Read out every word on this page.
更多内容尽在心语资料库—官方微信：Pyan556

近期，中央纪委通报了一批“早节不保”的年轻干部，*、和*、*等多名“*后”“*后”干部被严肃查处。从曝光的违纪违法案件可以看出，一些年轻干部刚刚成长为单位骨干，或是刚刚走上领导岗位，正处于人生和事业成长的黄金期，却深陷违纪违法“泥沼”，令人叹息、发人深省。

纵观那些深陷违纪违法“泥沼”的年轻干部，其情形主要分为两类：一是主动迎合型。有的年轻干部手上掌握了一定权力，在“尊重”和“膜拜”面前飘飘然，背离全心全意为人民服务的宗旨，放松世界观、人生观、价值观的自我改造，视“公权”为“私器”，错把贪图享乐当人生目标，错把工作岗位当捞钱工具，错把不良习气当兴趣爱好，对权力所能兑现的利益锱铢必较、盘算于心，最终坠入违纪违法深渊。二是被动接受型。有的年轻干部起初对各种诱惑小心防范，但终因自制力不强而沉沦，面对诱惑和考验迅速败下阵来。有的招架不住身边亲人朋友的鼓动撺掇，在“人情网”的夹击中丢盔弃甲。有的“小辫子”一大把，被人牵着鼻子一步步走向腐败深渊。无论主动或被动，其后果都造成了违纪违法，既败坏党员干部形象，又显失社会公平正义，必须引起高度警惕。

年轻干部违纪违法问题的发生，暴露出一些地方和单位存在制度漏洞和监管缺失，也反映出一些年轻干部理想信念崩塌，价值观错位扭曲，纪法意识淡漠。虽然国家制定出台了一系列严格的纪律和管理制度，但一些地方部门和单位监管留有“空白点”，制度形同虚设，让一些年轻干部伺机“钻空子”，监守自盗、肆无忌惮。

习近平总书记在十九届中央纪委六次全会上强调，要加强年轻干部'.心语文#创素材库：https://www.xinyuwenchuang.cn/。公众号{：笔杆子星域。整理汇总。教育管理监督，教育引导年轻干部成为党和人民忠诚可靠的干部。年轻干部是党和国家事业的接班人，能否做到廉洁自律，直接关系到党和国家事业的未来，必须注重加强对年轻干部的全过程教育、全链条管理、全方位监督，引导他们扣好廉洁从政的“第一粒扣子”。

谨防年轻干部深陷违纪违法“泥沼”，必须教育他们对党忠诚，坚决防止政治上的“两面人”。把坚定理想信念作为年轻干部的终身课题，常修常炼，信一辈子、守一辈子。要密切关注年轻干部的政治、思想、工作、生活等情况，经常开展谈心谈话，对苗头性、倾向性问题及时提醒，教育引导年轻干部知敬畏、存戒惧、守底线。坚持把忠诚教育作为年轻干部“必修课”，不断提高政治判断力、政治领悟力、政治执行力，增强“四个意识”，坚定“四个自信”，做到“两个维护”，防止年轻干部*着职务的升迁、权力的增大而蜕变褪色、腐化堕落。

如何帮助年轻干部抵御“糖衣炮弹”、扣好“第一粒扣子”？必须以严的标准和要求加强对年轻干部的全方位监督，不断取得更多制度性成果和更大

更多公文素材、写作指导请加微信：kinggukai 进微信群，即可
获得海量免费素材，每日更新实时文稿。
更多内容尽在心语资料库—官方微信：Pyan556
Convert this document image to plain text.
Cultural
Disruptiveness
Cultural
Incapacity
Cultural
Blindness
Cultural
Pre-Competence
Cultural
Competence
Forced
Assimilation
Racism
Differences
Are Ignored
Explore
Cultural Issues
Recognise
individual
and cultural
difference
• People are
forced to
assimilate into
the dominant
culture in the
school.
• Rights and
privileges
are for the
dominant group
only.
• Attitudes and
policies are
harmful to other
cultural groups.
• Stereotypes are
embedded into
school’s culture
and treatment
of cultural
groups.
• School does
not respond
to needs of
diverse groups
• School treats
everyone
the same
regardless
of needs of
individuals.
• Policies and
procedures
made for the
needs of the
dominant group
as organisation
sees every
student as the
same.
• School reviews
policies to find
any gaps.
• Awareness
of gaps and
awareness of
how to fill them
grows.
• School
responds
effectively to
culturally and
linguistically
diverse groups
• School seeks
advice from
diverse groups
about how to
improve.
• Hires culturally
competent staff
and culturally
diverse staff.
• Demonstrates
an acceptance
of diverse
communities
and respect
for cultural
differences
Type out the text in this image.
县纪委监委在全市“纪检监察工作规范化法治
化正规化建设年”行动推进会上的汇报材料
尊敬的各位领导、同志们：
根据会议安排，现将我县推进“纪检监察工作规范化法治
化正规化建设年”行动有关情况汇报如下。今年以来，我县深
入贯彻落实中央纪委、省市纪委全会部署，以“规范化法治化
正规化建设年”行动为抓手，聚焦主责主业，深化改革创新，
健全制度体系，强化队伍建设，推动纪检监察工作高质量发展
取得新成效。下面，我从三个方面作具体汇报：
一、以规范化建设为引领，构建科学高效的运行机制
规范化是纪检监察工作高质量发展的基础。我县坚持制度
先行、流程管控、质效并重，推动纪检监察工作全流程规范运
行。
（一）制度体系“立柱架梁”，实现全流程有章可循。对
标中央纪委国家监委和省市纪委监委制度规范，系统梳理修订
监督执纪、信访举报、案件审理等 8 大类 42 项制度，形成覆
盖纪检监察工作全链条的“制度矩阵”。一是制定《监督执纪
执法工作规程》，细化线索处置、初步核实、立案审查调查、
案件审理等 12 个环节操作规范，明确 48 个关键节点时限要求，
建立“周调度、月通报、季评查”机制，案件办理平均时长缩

___

> [Objective]:
Restate every entry word for word.

> [Solution to this task]:
Read out every word on this page.
更多内容尽在心语资料库—官方微信：Pyan556

近期，中央纪委通报了一批“早节不保”的年轻干部，*、和*、*等多名“*后”“*后”干部被严肃查处。从曝光的违纪违法案件可以看出，一些年轻干部刚刚成长为单位骨干，或是刚刚走上领导岗位，正处于人生和事业成长的黄金期，却深陷违纪违法“泥沼”，令人叹息、发人深省。

纵观那些深陷违纪违法“泥沼”的年轻干部，其情形主要分为两类：一是主动迎合型。有的年轻干部手上掌握了一定权力，在“尊重”和“膜拜”面前飘飘然，背离全心全意为人民服务的宗旨，放松世界观、人生观、价值观的自我改造，视“公权”为“私器”，错把贪图享乐当人生目标，错把工作岗位当捞钱工具，错把不良习气当兴趣爱好，对权力所能兑现的利益锱铢必较、盘算于心，最终坠入违纪违法深渊。二是被动接受型。有的年轻干部起初对各种诱惑小心防范，但终因自制力不强而沉沦，面对诱惑和考验迅速败下阵来。有的招架不住身边亲人朋友的鼓动撺掇，在“人情网”的夹击中丢盔弃甲。有的“小辫子”一大把，被人牵着鼻子一步步走向腐败深渊。无论主动或被动，其后果都造成了违纪违法，既败坏党员干部形象，又显失社会公平正义，必须引起高度警惕。

年轻干部违纪违法问题的发生，暴露出一些地方和单位存在制度漏洞和监管缺失，也反映出一些年轻干部理想信念崩塌，价值观错位扭曲，纪法意识淡漠。虽然国家制定出台了一系列严格的纪律和管理制度，但一些地方部门和单位监管留有“空白点”，制度形同虚设，让一些年轻干部伺机“钻空子”，监守自盗、肆无忌惮。

习近平总书记在十九届中央纪委六次全会上强调，要加强年轻干部'.心语文#创素材库：https://www.xinyuwenchuang.cn/。公众号{：笔杆子星域。整理汇总。教育管理监督，教育引导年轻干部成为党和人民忠诚可靠的干部。年轻干部是党和国家事业的接班人，能否做到廉洁自律，直接关系到党和国家事业的未来，必须注重加强对年轻干部的全过程教育、全链条管理、全方位监督，引导他们扣好廉洁从政的“第一粒扣子”。

谨防年轻干部深陷违纪违法“泥沼”，必须教育他们对党忠诚，坚决防止政治上的“两面人”。把坚定理想信念作为年轻干部的终身课题，常修常炼，信一辈子、守一辈子。要密切关注年轻干部的政治、思想、工作、生活等情况，经常开展谈心谈话，对苗头性、倾向性问题及时提醒，教育引导年轻干部知敬畏、存戒惧、守底线。坚持把忠诚教育作为年轻干部“必修课”，不断提高政治判断力、政治领悟力、政治执行力，增强“四个意识”，坚定“四个自信”，做到“两个维护”，防止年轻干部*着职务的升迁、权力的增大而蜕变褪色、腐化堕落。

如何帮助年轻干部抵御“糖衣炮弹”、扣好“第一粒扣子”？必须以严的标准和要求加强对年轻干部的全方位监督，不断取得更多制度性成果和更大

更多公文素材、写作指导请加微信：kinggukai 进微信群，即可
获得海量免费素材，每日更新实时文稿。
更多内容尽在心语资料库—官方微信：Pyan556
Convert this document image to plain text.
Cultural
Disruptiveness
Cultural
Incapacity
Cultural
Blindness
Cultural
Pre-Competence
Cultural
Competence
Forced
Assimilation
Racism
Differences
Are Ignored
Explore
Cultural Issues
Recognise
individual
and cultural
difference
• People are
forced to
assimilate into
the dominant
culture in the
school.
• Rights and
privileges
are for the
dominant group
only.
• Attitudes and
policies are
harmful to other
cultural groups.
• Stereotypes are
embedded into
school’s culture
and treatment
of cultural
groups.
• School does
not respond
to needs of
diverse groups
• School treats
everyone
the same
regardless
of needs of
individuals.
• Policies and
procedures
made for the
needs of the
dominant group
as organisation
sees every
student as the
same.
• School reviews
policies to find
any gaps.
• Awareness
of gaps and
awareness of
how to fill them
grows.
• School
responds
effectively to
culturally and
linguistically
diverse groups
• School seeks
advice from
diverse groups
about how to
improve.
• Hires culturally
competent staff
and culturally
diverse staff.
• Demonstrates
an acceptance
of diverse
communities
and respect
for cultural
differences
Type out the text in this image.
县纪委监委在全市“纪检监察工作规范化法治
化正规化建设年”行动推进会上的汇报材料
尊敬的各位领导、同志们：
根据会议安排，现将我县推进“纪检监察工作规范化法治
化正规化建设年”行动有关情况汇报如下。今年以来，我县深
入贯彻落实中央纪委、省市纪委全会部署，以“规范化法治化
正规化建设年”行动为抓手，聚焦主责主业，深化改革创新，
健全制度体系，强化队伍建设，推动纪检监察工作高质量发展
取得新成效。下面，我从三个方面作具体汇报：
一、以规范化建设为引领，构建科学高效的运行机制
规范化是纪检监察工作高质量发展的基础。我县坚持制度
先行、流程管控、质效并重，推动纪检监察工作全流程规范运
行。
（一）制度体系“立柱架梁”，实现全流程有章可循。对
标中央纪委国家监委和省市纪委监委制度规范，系统梳理修订
监督执纪、信访举报、案件审理等 8 大类 42 项制度，形成覆
盖纪检监察工作全链条的“制度矩阵”。一是制定《监督执纪
执法工作规程》，细化线索处置、初步核实、立案审查调查、
案件审理等 12 个环节操作规范，明确 48 个关键节点时限要求，
建立“周调度、月通报、季评查”机制，案件办理平均时长缩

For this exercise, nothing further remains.